» REQUIRED TASK:
Read the records and write them out again exactly.

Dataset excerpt

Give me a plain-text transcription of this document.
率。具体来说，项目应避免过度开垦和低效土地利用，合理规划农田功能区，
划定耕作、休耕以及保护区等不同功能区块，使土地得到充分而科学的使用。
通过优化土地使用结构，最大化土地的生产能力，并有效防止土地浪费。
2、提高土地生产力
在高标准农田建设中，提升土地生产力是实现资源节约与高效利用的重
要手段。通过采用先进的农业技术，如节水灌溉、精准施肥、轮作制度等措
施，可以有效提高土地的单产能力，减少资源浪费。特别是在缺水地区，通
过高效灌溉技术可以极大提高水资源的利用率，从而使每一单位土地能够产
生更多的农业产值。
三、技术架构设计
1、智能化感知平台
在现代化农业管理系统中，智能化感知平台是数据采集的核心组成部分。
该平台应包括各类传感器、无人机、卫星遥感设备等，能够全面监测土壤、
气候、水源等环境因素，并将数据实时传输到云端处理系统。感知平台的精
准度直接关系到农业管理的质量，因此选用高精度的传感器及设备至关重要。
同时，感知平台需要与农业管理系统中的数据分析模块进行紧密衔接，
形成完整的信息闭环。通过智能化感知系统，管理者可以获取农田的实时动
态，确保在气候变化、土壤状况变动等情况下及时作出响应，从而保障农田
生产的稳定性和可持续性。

» THE ANSWER:
Give me a plain-text transcription of this document.
率。具体来说，项目应避免过度开垦和低效土地利用，合理规划农田功能区，
划定耕作、休耕以及保护区等不同功能区块，使土地得到充分而科学的使用。
通过优化土地使用结构，最大化土地的生产能力，并有效防止土地浪费。
2、提高土地生产力
在高标准农田建设中，提升土地生产力是实现资源节约与高效利用的重
要手段。通过采用先进的农业技术，如节水灌溉、精准施肥、轮作制度等措
施，可以有效提高土地的单产能力，减少资源浪费。特别是在缺水地区，通
过高效灌溉技术可以极大提高水资源的利用率，从而使每一单位土地能够产
生更多的农业产值。
三、技术架构设计
1、智能化感知平台
在现代化农业管理系统中，智能化感知平台是数据采集的核心组成部分。
该平台应包括各类传感器、无人机、卫星遥感设备等，能够全面监测土壤、
气候、水源等环境因素，并将数据实时传输到云端处理系统。感知平台的精
准度直接关系到农业管理的质量，因此选用高精度的传感器及设备至关重要。
同时，感知平台需要与农业管理系统中的数据分析模块进行紧密衔接，
形成完整的信息闭环。通过智能化感知系统，管理者可以获取农田的实时动
态，确保在气候变化、土壤状况变动等情况下及时作出响应，从而保障农田
生产的稳定性和可持续性。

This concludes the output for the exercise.